What is needed: Will you restate verbatim the lines running from the line with "What data populates" to the end of the data, leaving out everything else?

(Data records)

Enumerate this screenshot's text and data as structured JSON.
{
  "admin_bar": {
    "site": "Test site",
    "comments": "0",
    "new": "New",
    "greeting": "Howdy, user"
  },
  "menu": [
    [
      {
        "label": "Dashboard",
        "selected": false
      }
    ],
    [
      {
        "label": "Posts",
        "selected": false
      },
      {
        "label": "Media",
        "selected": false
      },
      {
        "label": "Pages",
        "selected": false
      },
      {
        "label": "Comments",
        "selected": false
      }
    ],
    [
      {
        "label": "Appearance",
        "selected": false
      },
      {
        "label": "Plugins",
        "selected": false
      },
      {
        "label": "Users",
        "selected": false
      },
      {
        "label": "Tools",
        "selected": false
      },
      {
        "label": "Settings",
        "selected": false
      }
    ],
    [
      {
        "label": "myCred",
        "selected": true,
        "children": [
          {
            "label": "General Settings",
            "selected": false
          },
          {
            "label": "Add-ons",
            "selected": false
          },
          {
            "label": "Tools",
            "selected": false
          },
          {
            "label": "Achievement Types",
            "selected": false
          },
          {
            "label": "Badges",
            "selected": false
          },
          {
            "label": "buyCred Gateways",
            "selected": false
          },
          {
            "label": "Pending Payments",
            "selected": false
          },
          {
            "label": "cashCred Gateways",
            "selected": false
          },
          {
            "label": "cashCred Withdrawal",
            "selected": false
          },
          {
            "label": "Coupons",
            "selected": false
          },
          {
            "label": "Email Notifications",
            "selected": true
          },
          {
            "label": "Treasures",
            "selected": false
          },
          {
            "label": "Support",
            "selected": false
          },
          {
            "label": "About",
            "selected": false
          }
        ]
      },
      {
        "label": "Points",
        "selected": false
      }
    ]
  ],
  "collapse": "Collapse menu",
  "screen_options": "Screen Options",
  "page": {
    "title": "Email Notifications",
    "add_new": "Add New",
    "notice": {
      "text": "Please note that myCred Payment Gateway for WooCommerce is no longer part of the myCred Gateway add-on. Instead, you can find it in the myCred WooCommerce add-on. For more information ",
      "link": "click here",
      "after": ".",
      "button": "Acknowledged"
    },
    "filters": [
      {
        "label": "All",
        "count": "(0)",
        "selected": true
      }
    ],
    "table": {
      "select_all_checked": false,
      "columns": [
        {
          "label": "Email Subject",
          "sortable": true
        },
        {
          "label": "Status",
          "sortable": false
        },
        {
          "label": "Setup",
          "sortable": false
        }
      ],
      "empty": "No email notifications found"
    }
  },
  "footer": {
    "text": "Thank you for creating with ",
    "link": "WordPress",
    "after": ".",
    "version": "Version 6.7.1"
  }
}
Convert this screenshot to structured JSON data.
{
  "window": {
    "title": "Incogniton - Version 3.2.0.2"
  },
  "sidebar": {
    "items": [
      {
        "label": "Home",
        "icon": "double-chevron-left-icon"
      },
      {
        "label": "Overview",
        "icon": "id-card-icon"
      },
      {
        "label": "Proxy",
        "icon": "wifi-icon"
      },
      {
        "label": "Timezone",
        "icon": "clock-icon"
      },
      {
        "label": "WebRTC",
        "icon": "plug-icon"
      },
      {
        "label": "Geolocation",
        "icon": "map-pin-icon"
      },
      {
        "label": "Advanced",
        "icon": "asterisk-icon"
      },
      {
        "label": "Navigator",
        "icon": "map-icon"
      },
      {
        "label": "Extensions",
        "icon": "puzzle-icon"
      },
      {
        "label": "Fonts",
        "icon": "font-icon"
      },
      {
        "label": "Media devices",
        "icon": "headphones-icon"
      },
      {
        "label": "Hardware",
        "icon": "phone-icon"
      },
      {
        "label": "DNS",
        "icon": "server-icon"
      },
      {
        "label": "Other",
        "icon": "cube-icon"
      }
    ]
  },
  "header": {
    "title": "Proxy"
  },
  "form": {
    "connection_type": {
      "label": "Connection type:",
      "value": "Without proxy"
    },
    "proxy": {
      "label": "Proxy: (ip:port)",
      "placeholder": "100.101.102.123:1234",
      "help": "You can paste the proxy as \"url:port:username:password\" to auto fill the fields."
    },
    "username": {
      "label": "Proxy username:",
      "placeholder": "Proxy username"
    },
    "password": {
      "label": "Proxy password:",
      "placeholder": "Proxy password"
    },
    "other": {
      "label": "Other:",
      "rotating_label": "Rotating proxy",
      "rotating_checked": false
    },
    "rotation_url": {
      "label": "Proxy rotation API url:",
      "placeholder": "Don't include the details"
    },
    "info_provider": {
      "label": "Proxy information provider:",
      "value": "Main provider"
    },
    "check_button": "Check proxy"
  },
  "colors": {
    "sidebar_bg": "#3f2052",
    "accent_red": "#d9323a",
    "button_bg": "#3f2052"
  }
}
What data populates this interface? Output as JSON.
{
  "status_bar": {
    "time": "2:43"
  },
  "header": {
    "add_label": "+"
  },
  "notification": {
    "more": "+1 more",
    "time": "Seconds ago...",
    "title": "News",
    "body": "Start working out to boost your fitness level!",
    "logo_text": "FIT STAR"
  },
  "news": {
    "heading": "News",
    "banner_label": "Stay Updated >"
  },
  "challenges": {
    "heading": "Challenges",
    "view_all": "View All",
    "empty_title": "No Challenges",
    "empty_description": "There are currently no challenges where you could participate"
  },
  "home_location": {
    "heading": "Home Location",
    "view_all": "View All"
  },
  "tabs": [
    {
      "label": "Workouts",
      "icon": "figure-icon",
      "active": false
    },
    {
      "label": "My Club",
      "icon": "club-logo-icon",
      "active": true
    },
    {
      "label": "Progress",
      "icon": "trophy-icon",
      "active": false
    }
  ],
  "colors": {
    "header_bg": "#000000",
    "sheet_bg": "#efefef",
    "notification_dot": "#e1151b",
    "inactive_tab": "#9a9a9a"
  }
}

Exercise solution:
What data populates this interface? Output as JSON.
{
  "status_bar": {
    "time": "2:43"
  },
  "header": {
    "add_label": "+"
  },
  "notification": {
    "more": "+1 more",
    "time": "Seconds ago...",
    "title": "News",
    "body": "Start working out to boost your fitness level!",
    "logo_text": "FIT STAR"
  },
  "news": {
    "heading": "News",
    "banner_label": "Stay Updated >"
  },
  "challenges": {
    "heading": "Challenges",
    "view_all": "View All",
    "empty_title": "No Challenges",
    "empty_description": "There are currently no challenges where you could participate"
  },
  "home_location": {
    "heading": "Home Location",
    "view_all": "View All"
  },
  "tabs": [
    {
      "label": "Workouts",
      "icon": "figure-icon",
      "active": false
    },
    {
      "label": "My Club",
      "icon": "club-logo-icon",
      "active": true
    },
    {
      "label": "Progress",
      "icon": "trophy-icon",
      "active": false
    }
  ],
  "colors": {
    "header_bg": "#000000",
    "sheet_bg": "#efefef",
    "notification_dot": "#e1151b",
    "inactive_tab": "#9a9a9a"
  }
}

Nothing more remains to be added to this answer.